[Source data]
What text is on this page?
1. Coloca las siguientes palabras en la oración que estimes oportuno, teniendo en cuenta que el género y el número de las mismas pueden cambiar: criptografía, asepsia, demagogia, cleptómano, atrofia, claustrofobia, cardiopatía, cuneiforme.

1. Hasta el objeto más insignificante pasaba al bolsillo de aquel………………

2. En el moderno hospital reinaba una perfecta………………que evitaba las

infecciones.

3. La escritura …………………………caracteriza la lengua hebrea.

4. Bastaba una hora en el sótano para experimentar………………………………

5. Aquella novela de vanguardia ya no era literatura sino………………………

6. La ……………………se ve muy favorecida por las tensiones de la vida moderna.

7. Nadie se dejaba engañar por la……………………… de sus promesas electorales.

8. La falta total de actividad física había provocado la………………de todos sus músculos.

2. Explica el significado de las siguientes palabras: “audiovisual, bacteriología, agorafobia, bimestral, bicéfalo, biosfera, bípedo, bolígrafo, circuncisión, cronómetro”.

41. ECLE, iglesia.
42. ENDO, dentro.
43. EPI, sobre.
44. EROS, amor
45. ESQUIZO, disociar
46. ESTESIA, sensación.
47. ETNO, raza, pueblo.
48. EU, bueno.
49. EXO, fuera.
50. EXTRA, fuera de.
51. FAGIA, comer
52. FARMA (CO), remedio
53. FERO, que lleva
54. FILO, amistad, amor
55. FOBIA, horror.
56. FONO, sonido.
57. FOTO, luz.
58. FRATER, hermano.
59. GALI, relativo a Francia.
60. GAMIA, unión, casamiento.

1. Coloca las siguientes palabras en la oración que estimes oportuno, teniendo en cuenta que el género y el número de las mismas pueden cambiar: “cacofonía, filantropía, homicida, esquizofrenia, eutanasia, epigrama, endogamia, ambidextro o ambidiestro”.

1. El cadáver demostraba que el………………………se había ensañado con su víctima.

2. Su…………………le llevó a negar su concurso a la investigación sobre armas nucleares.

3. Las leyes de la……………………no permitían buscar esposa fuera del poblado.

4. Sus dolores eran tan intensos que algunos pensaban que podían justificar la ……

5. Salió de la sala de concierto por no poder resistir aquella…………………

### TASK OBJECTIVE
Every record above should be copied exactly.

### WORKED SOLUTION
What text is on this page?
1. Coloca las siguientes palabras en la oración que estimes oportuno, teniendo en cuenta que el género y el número de las mismas pueden cambiar: criptografía, asepsia, demagogia, cleptómano, atrofia, claustrofobia, cardiopatía, cuneiforme.

1. Hasta el objeto más insignificante pasaba al bolsillo de aquel………………

2. En el moderno hospital reinaba una perfecta………………que evitaba las

infecciones.

3. La escritura …………………………caracteriza la lengua hebrea.

4. Bastaba una hora en el sótano para experimentar………………………………

5. Aquella novela de vanguardia ya no era literatura sino………………………

6. La ……………………se ve muy favorecida por las tensiones de la vida moderna.

7. Nadie se dejaba engañar por la……………………… de sus promesas electorales.

8. La falta total de actividad física había provocado la………………de todos sus músculos.

2. Explica el significado de las siguientes palabras: “audiovisual, bacteriología, agorafobia, bimestral, bicéfalo, biosfera, bípedo, bolígrafo, circuncisión, cronómetro”.

41. ECLE, iglesia.
42. ENDO, dentro.
43. EPI, sobre.
44. EROS, amor
45. ESQUIZO, disociar
46. ESTESIA, sensación.
47. ETNO, raza, pueblo.
48. EU, bueno.
49. EXO, fuera.
50. EXTRA, fuera de.
51. FAGIA, comer
52. FARMA (CO), remedio
53. FERO, que lleva
54. FILO, amistad, amor
55. FOBIA, horror.
56. FONO, sonido.
57. FOTO, luz.
58. FRATER, hermano.
59. GALI, relativo a Francia.
60. GAMIA, unión, casamiento.

1. Coloca las siguientes palabras en la oración que estimes oportuno, teniendo en cuenta que el género y el número de las mismas pueden cambiar: “cacofonía, filantropía, homicida, esquizofrenia, eutanasia, epigrama, endogamia, ambidextro o ambidiestro”.

1. El cadáver demostraba que el………………………se había ensañado con su víctima.

2. Su…………………le llevó a negar su concurso a la investigación sobre armas nucleares.

3. Las leyes de la……………………no permitían buscar esposa fuera del poblado.

4. Sus dolores eran tan intensos que algunos pensaban que podían justificar la ……

5. Salió de la sala de concierto por no poder resistir aquella…………………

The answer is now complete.